Data for this task ->
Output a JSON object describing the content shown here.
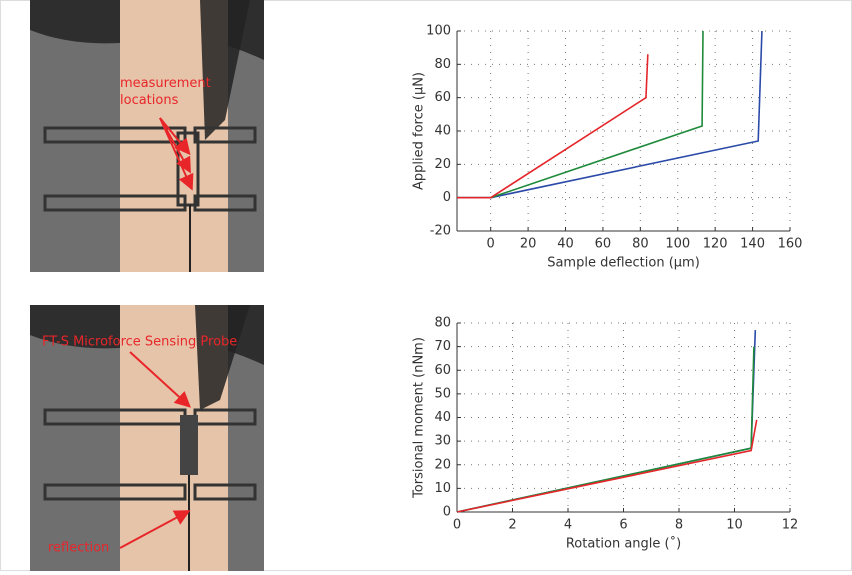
{
  "images": [
    {
      "annotations": [
        "measurement locations"
      ]
    },
    {
      "annotations": [
        "FT-S Microforce Sensing Probe",
        "reflection"
      ]
    }
  ],
  "chart_data": [
    {
      "type": "line",
      "xlabel": "Sample deflection (µm)",
      "ylabel": "Applied force (µN)",
      "xlim": [
        -18,
        160
      ],
      "ylim": [
        -20,
        100
      ],
      "xticks": [
        0,
        20,
        40,
        60,
        80,
        100,
        120,
        140,
        160
      ],
      "yticks": [
        -20,
        0,
        20,
        40,
        60,
        80,
        100
      ],
      "grid": true,
      "series": [
        {
          "color": "#2b4aa8",
          "x": [
            -18,
            0,
            143,
            145
          ],
          "values": [
            0,
            0,
            34,
            100
          ]
        },
        {
          "color": "#1f8a3a",
          "x": [
            -18,
            0,
            113,
            113.5
          ],
          "values": [
            0,
            0,
            43,
            100
          ]
        },
        {
          "color": "#e5262a",
          "x": [
            -18,
            0,
            83,
            84
          ],
          "values": [
            0,
            0,
            60,
            86
          ]
        }
      ]
    },
    {
      "type": "line",
      "xlabel": "Rotation angle (˚)",
      "ylabel": "Torsional moment (nNm)",
      "xlim": [
        0,
        12
      ],
      "ylim": [
        0,
        80
      ],
      "xticks": [
        0,
        2,
        4,
        6,
        8,
        10,
        12
      ],
      "yticks": [
        0,
        10,
        20,
        30,
        40,
        50,
        60,
        70,
        80
      ],
      "grid": true,
      "series": [
        {
          "color": "#2b4aa8",
          "x": [
            0,
            10.6,
            10.75
          ],
          "values": [
            0,
            27,
            77
          ]
        },
        {
          "color": "#1f8a3a",
          "x": [
            0,
            10.6,
            10.7
          ],
          "values": [
            0,
            27,
            70
          ]
        },
        {
          "color": "#e5262a",
          "x": [
            0,
            10.6,
            10.8
          ],
          "values": [
            0,
            26,
            39
          ]
        }
      ]
    }
  ]
}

What to produce ->
Each record above should come back exactly the same, only without its pictures.

Written response ->
Output a JSON object describing the content shown here.
{
  "images": [
    {
      "annotations": [
        "measurement locations"
      ]
    },
    {
      "annotations": [
        "FT-S Microforce Sensing Probe",
        "reflection"
      ]
    }
  ],
  "chart_data": [
    {
      "type": "line",
      "xlabel": "Sample deflection (µm)",
      "ylabel": "Applied force (µN)",
      "xlim": [
        -18,
        160
      ],
      "ylim": [
        -20,
        100
      ],
      "xticks": [
        0,
        20,
        40,
        60,
        80,
        100,
        120,
        140,
        160
      ],
      "yticks": [
        -20,
        0,
        20,
        40,
        60,
        80,
        100
      ],
      "grid": true,
      "series": [
        {
          "color": "#2b4aa8",
          "x": [
            -18,
            0,
            143,
            145
          ],
          "values": [
            0,
            0,
            34,
            100
          ]
        },
        {
          "color": "#1f8a3a",
          "x": [
            -18,
            0,
            113,
            113.5
          ],
          "values": [
            0,
            0,
            43,
            100
          ]
        },
        {
          "color": "#e5262a",
          "x": [
            -18,
            0,
            83,
            84
          ],
          "values": [
            0,
            0,
            60,
            86
          ]
        }
      ]
    },
    {
      "type": "line",
      "xlabel": "Rotation angle (˚)",
      "ylabel": "Torsional moment (nNm)",
      "xlim": [
        0,
        12
      ],
      "ylim": [
        0,
        80
      ],
      "xticks": [
        0,
        2,
        4,
        6,
        8,
        10,
        12
      ],
      "yticks": [
        0,
        10,
        20,
        30,
        40,
        50,
        60,
        70,
        80
      ],
      "grid": true,
      "series": [
        {
          "color": "#2b4aa8",
          "x": [
            0,
            10.6,
            10.75
          ],
          "values": [
            0,
            27,
            77
          ]
        },
        {
          "color": "#1f8a3a",
          "x": [
            0,
            10.6,
            10.7
          ],
          "values": [
            0,
            27,
            70
          ]
        },
        {
          "color": "#e5262a",
          "x": [
            0,
            10.6,
            10.8
          ],
          "values": [
            0,
            26,
            39
          ]
        }
      ]
    }
  ]
}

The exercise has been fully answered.